What is being asked: All lines in the data bearing the string "winner" should be identified and copied.

Input data:
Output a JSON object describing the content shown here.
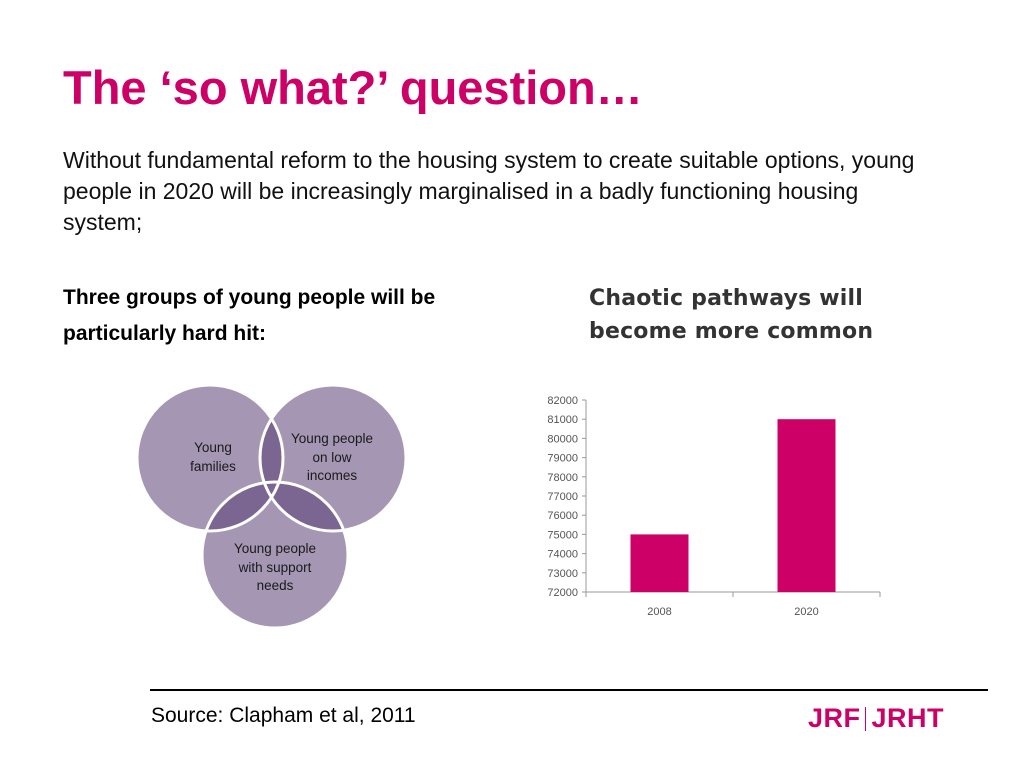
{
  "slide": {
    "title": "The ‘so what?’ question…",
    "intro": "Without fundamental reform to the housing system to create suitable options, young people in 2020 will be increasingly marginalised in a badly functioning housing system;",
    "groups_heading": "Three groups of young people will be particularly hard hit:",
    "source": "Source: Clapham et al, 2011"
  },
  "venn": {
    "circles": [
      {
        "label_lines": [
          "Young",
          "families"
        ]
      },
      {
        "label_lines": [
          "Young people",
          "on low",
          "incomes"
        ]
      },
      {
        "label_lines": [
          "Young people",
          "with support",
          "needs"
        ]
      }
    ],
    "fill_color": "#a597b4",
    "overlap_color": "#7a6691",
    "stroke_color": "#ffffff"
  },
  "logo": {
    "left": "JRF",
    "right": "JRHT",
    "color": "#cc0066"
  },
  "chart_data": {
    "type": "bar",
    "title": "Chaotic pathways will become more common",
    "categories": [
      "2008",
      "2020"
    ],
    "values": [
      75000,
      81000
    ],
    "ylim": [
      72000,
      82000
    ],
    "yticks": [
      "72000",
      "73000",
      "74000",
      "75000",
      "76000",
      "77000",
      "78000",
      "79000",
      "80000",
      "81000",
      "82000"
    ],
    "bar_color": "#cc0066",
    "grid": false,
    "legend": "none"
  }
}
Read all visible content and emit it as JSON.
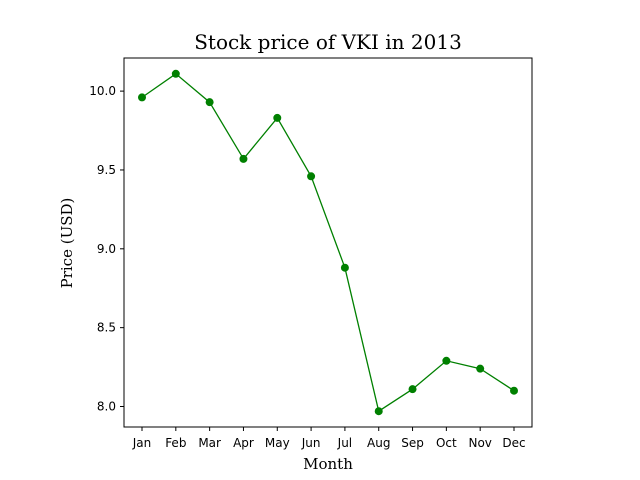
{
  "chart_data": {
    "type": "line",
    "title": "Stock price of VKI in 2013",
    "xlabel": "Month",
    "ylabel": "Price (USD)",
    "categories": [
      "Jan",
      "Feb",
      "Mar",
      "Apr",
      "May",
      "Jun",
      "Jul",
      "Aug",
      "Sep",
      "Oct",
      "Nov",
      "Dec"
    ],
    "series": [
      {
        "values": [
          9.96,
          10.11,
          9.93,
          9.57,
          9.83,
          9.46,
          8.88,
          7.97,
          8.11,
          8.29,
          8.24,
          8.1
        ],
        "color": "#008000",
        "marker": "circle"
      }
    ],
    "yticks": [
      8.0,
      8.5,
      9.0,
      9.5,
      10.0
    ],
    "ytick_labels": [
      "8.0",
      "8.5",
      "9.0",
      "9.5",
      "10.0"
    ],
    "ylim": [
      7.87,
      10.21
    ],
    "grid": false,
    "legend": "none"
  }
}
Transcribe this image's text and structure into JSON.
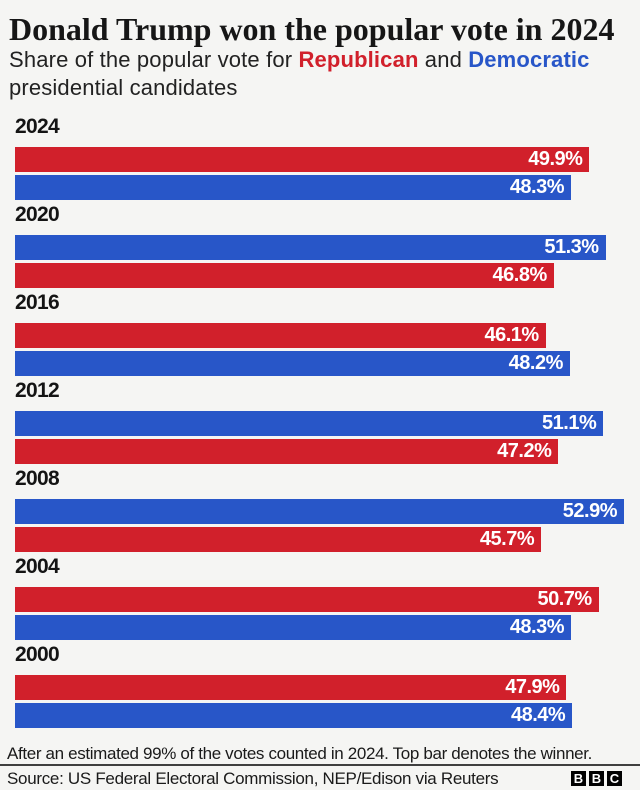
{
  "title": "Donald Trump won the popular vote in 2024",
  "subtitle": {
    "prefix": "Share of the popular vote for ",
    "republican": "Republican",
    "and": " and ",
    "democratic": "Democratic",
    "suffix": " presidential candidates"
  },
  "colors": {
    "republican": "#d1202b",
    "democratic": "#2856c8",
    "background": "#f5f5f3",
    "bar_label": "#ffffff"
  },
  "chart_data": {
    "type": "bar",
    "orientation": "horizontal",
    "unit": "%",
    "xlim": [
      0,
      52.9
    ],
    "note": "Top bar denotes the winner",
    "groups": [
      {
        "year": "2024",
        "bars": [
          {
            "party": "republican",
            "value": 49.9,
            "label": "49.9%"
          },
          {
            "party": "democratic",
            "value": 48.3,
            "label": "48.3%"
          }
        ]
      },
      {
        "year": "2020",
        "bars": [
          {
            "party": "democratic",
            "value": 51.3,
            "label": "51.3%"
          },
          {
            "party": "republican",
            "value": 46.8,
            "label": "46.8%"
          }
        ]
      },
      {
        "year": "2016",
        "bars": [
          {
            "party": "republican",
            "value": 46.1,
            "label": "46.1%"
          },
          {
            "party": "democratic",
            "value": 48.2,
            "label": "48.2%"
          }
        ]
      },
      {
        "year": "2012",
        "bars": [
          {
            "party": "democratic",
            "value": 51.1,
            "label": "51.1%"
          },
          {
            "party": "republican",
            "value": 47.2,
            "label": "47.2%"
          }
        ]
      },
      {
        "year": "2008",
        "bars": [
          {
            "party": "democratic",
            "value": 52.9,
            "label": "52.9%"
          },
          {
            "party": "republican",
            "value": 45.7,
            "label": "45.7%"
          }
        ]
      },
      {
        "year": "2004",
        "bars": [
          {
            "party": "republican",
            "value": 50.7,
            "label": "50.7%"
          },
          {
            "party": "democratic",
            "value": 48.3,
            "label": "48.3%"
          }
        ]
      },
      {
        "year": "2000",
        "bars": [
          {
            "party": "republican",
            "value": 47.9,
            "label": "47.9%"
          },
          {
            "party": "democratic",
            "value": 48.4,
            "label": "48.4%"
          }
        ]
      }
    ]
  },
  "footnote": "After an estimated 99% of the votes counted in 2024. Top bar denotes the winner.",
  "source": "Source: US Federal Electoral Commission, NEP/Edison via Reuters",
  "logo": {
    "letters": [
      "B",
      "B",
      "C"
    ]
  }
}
* * *
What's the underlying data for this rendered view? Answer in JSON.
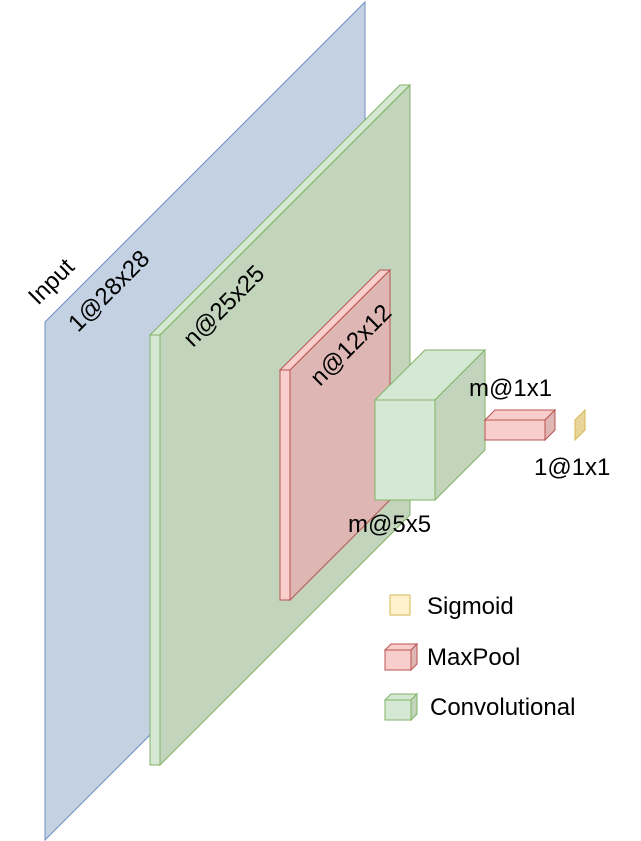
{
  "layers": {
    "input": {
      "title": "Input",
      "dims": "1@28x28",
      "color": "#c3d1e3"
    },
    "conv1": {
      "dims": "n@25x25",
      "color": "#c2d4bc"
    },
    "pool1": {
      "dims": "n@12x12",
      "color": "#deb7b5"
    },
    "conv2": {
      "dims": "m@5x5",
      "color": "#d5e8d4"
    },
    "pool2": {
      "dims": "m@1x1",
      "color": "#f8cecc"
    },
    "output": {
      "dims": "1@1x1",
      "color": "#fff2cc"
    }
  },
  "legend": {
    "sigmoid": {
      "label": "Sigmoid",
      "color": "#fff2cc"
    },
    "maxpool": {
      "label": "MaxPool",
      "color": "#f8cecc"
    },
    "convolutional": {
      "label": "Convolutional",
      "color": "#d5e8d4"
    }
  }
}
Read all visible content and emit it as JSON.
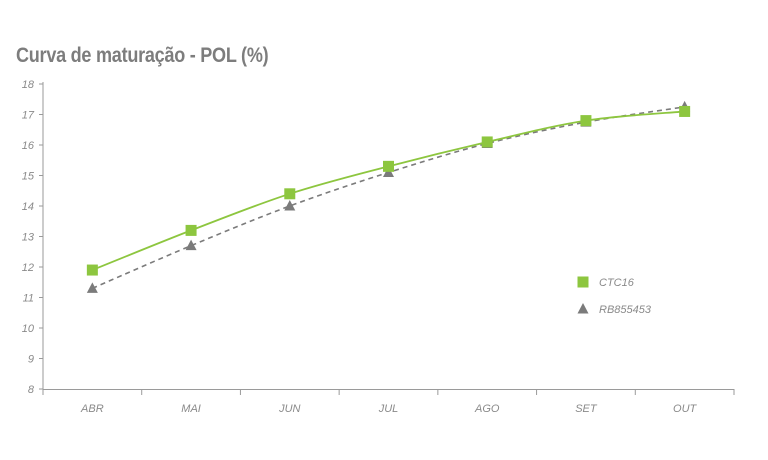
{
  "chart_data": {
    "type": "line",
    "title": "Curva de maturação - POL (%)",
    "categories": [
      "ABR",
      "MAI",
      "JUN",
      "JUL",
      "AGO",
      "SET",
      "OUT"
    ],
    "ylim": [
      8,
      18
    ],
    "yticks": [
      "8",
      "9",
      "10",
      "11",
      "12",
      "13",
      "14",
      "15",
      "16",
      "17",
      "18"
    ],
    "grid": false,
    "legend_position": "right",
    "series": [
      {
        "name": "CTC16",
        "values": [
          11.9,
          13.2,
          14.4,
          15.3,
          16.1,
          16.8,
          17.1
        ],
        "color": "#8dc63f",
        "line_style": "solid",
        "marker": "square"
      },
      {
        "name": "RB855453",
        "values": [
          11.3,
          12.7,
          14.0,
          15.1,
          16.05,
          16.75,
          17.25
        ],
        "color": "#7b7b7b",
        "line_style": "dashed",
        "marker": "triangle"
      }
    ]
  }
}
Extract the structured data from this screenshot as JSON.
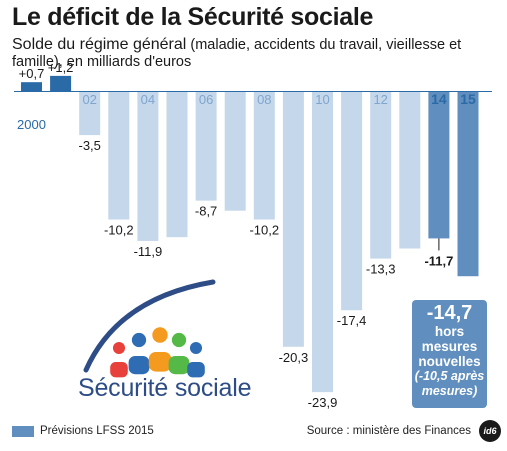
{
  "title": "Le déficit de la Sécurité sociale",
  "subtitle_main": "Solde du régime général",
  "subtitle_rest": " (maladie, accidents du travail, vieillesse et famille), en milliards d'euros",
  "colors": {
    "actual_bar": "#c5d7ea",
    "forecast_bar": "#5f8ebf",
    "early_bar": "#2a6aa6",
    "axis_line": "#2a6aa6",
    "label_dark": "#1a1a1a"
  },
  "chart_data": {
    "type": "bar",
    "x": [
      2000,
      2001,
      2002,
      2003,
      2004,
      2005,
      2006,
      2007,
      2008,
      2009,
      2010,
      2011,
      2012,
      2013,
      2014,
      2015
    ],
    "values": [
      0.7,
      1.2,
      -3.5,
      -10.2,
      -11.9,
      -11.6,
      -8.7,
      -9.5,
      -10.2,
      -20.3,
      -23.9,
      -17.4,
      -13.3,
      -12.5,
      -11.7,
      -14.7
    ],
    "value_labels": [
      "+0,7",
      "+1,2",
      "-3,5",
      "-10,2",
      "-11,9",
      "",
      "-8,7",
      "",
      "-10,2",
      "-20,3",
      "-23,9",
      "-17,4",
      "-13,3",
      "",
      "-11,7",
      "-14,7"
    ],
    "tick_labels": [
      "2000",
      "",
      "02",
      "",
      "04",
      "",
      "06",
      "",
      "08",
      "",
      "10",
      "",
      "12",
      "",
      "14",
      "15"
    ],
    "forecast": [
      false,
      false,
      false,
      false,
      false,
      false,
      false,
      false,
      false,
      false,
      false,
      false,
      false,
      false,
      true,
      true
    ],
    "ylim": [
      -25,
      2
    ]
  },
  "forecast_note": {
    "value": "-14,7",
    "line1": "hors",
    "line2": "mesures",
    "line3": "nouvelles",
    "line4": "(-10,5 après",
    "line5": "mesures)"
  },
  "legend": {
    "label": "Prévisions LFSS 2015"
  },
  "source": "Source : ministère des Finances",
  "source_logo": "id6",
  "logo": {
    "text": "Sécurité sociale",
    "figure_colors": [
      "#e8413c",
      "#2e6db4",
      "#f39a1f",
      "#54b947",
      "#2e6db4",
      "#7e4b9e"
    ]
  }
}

Written answer:
    "note": "Top bar denotes the winner",
  "footnote": "After an estimated 99% of the votes counted in 2024. Top bar denotes the winner.",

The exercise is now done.